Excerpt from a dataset
▽

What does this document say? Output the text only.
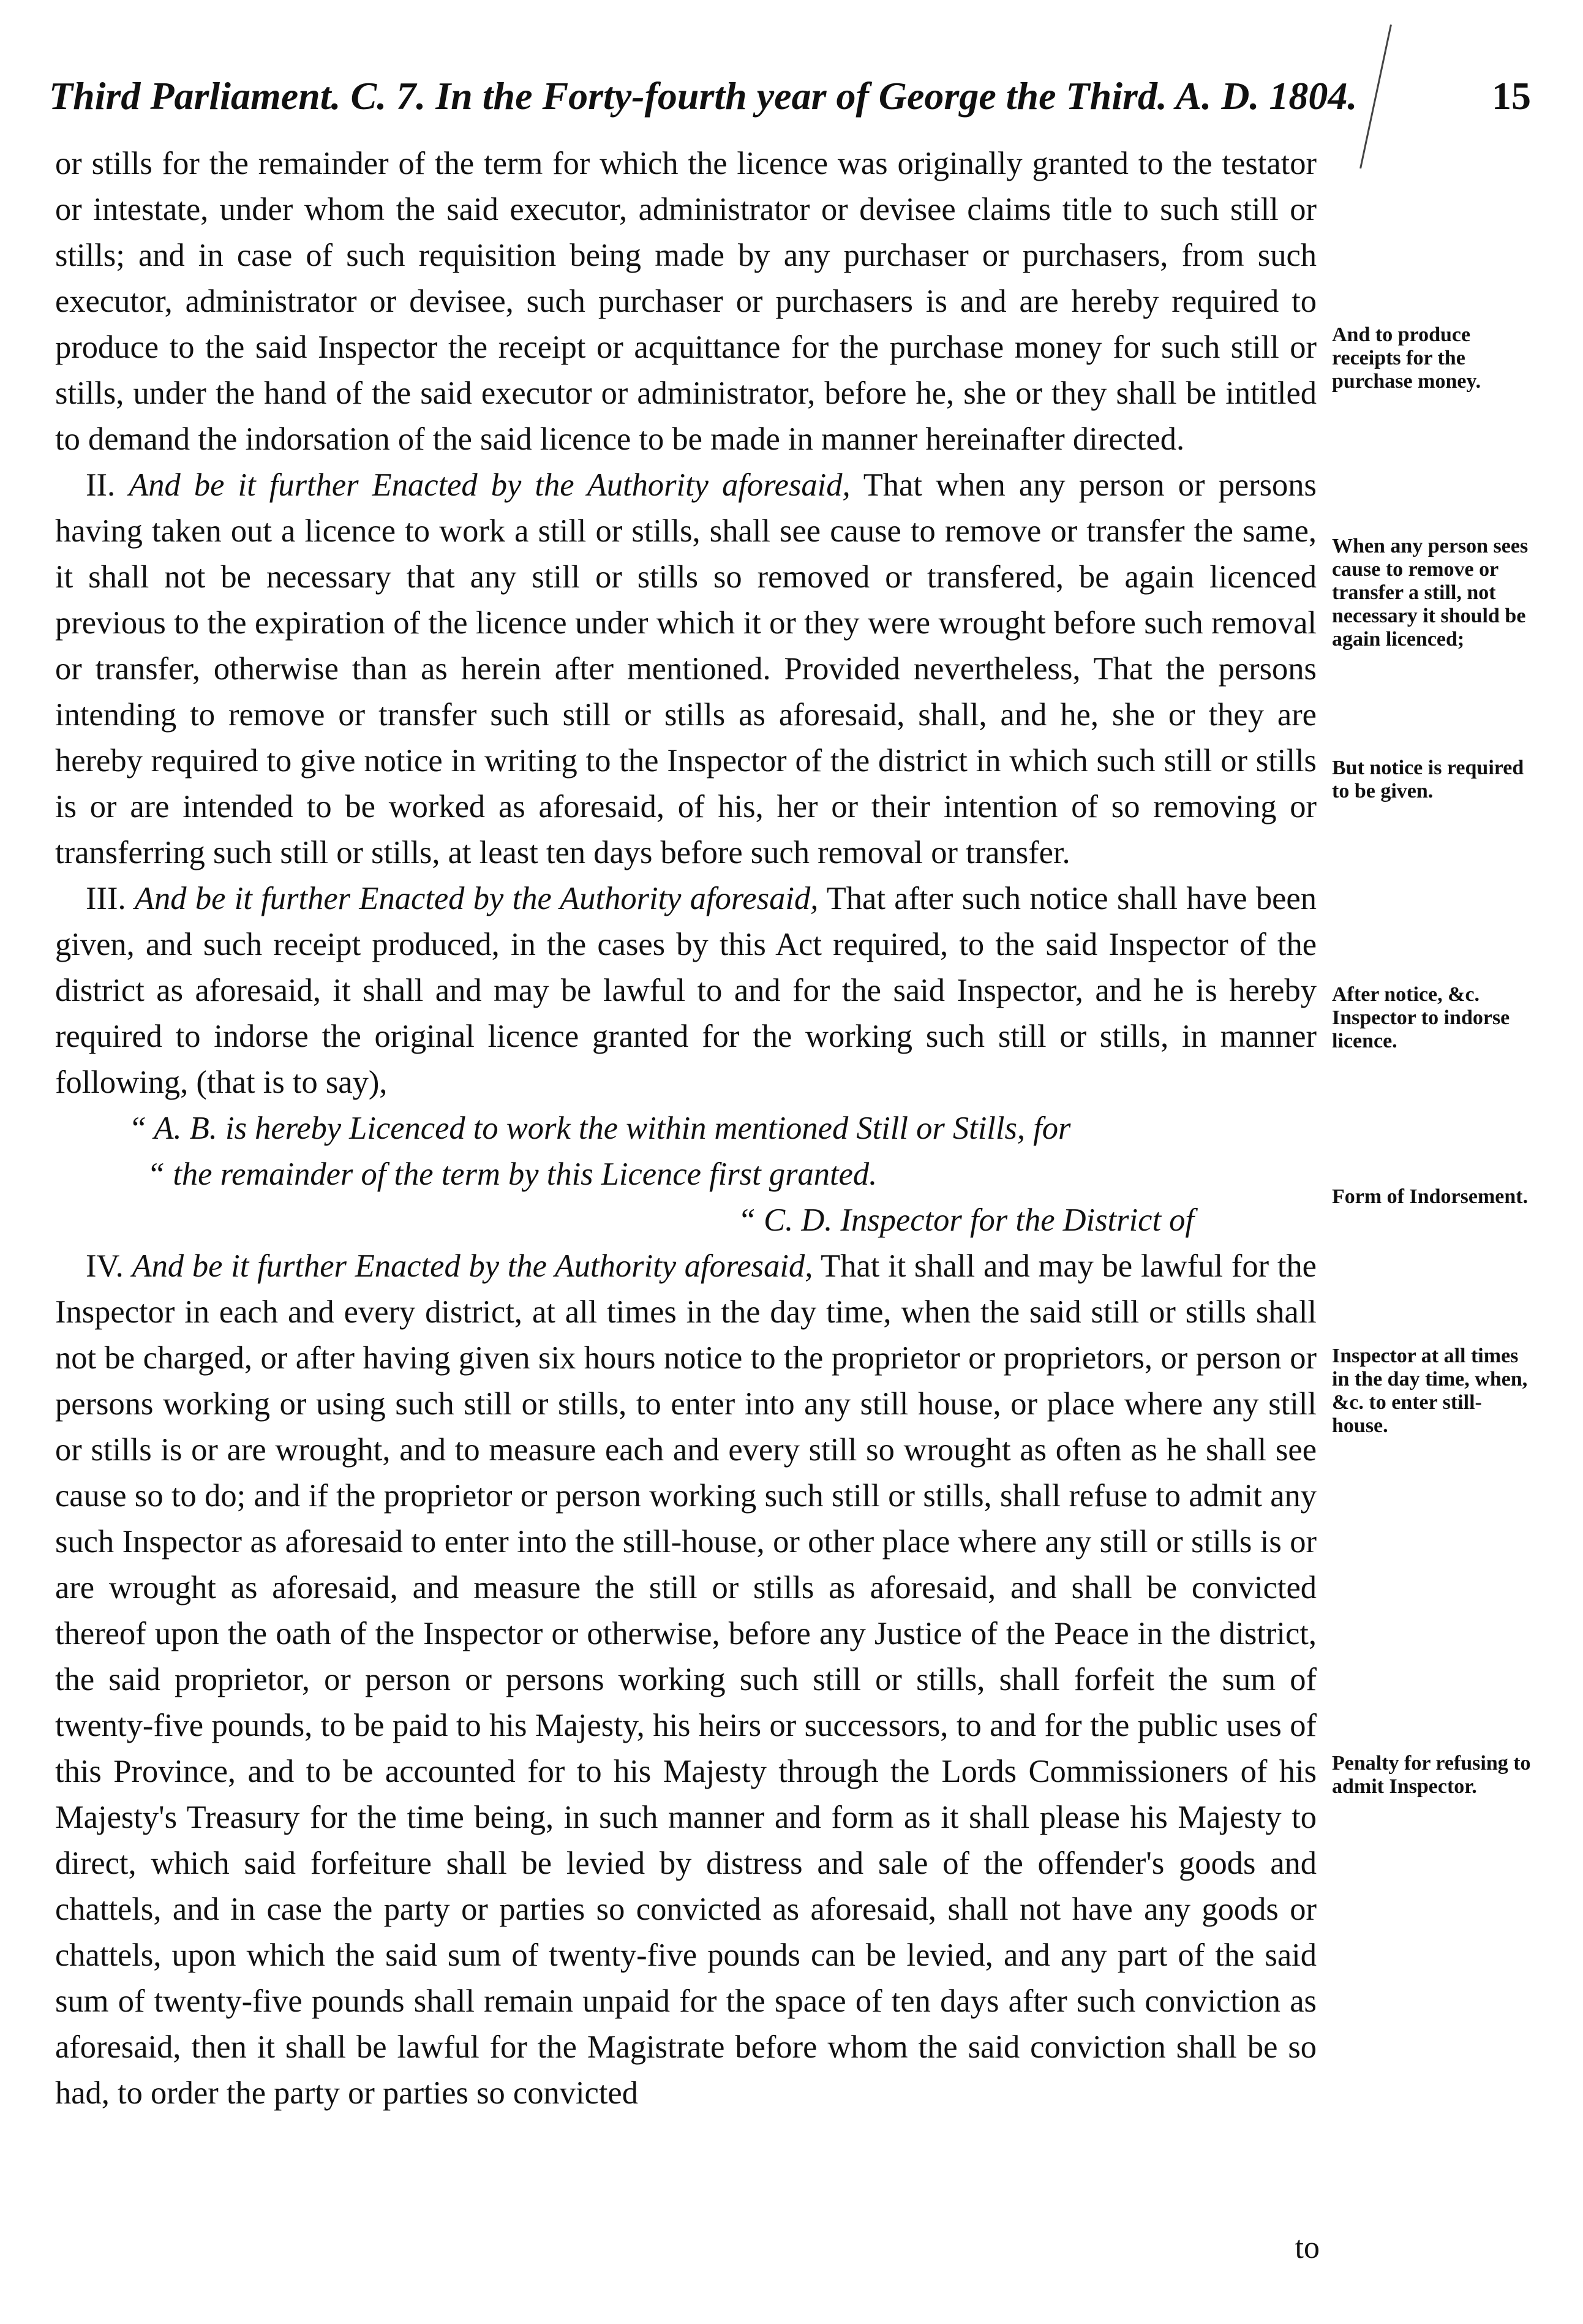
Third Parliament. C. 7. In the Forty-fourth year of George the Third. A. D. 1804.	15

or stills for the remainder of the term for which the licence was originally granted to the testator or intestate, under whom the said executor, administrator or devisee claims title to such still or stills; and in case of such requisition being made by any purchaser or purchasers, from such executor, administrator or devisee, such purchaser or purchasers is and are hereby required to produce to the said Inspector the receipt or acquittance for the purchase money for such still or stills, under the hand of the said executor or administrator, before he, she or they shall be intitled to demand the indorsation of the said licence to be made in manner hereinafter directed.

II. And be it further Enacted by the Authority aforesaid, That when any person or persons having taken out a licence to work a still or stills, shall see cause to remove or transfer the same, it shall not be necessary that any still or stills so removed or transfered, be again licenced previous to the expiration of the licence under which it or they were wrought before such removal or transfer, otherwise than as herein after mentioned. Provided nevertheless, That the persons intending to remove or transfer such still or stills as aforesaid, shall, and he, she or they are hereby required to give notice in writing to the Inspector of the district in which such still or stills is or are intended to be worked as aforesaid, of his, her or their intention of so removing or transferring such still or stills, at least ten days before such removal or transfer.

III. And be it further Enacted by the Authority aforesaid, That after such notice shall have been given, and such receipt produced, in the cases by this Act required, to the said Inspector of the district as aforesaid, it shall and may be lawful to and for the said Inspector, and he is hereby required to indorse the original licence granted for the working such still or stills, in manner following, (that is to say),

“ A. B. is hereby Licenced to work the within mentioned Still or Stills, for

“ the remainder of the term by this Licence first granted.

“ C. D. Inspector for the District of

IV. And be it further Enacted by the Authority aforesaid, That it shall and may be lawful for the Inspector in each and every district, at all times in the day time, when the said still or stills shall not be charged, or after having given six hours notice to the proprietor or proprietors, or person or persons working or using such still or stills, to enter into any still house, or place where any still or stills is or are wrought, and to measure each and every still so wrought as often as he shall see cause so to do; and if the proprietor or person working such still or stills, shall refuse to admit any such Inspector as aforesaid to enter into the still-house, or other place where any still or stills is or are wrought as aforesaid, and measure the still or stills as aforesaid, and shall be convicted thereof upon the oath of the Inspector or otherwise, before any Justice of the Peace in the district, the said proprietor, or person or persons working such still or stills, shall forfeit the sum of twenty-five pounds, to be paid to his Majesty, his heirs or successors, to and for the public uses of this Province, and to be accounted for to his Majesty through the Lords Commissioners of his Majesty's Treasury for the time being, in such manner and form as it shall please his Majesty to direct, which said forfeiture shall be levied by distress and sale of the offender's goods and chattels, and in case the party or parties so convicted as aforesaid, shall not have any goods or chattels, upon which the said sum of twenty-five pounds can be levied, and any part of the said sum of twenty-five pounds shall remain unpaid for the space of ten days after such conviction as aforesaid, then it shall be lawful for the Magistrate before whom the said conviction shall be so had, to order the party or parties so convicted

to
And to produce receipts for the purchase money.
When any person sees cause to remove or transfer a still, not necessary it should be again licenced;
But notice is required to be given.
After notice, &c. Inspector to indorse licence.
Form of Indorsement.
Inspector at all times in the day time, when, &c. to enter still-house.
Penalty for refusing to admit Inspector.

△

• Set exercise
Without the pictures, extract every entry verbatim.

• Task solution
What does this document say? Output the text only.
Third Parliament. C. 7. In the Forty-fourth year of George the Third. A. D. 1804.	15

or stills for the remainder of the term for which the licence was originally granted to the testator or intestate, under whom the said executor, administrator or devisee claims title to such still or stills; and in case of such requisition being made by any purchaser or purchasers, from such executor, administrator or devisee, such purchaser or purchasers is and are hereby required to produce to the said Inspector the receipt or acquittance for the purchase money for such still or stills, under the hand of the said executor or administrator, before he, she or they shall be intitled to demand the indorsation of the said licence to be made in manner hereinafter directed.

II. And be it further Enacted by the Authority aforesaid, That when any person or persons having taken out a licence to work a still or stills, shall see cause to remove or transfer the same, it shall not be necessary that any still or stills so removed or transfered, be again licenced previous to the expiration of the licence under which it or they were wrought before such removal or transfer, otherwise than as herein after mentioned. Provided nevertheless, That the persons intending to remove or transfer such still or stills as aforesaid, shall, and he, she or they are hereby required to give notice in writing to the Inspector of the district in which such still or stills is or are intended to be worked as aforesaid, of his, her or their intention of so removing or transferring such still or stills, at least ten days before such removal or transfer.

III. And be it further Enacted by the Authority aforesaid, That after such notice shall have been given, and such receipt produced, in the cases by this Act required, to the said Inspector of the district as aforesaid, it shall and may be lawful to and for the said Inspector, and he is hereby required to indorse the original licence granted for the working such still or stills, in manner following, (that is to say),

“ A. B. is hereby Licenced to work the within mentioned Still or Stills, for

“ the remainder of the term by this Licence first granted.

“ C. D. Inspector for the District of

IV. And be it further Enacted by the Authority aforesaid, That it shall and may be lawful for the Inspector in each and every district, at all times in the day time, when the said still or stills shall not be charged, or after having given six hours notice to the proprietor or proprietors, or person or persons working or using such still or stills, to enter into any still house, or place where any still or stills is or are wrought, and to measure each and every still so wrought as often as he shall see cause so to do; and if the proprietor or person working such still or stills, shall refuse to admit any such Inspector as aforesaid to enter into the still-house, or other place where any still or stills is or are wrought as aforesaid, and measure the still or stills as aforesaid, and shall be convicted thereof upon the oath of the Inspector or otherwise, before any Justice of the Peace in the district, the said proprietor, or person or persons working such still or stills, shall forfeit the sum of twenty-five pounds, to be paid to his Majesty, his heirs or successors, to and for the public uses of this Province, and to be accounted for to his Majesty through the Lords Commissioners of his Majesty's Treasury for the time being, in such manner and form as it shall please his Majesty to direct, which said forfeiture shall be levied by distress and sale of the offender's goods and chattels, and in case the party or parties so convicted as aforesaid, shall not have any goods or chattels, upon which the said sum of twenty-five pounds can be levied, and any part of the said sum of twenty-five pounds shall remain unpaid for the space of ten days after such conviction as aforesaid, then it shall be lawful for the Magistrate before whom the said conviction shall be so had, to order the party or parties so convicted

to
And to produce receipts for the purchase money.
When any person sees cause to remove or transfer a still, not necessary it should be again licenced;
But notice is required to be given.
After notice, &c. Inspector to indorse licence.
Form of Indorsement.
Inspector at all times in the day time, when, &c. to enter still-house.
Penalty for refusing to admit Inspector.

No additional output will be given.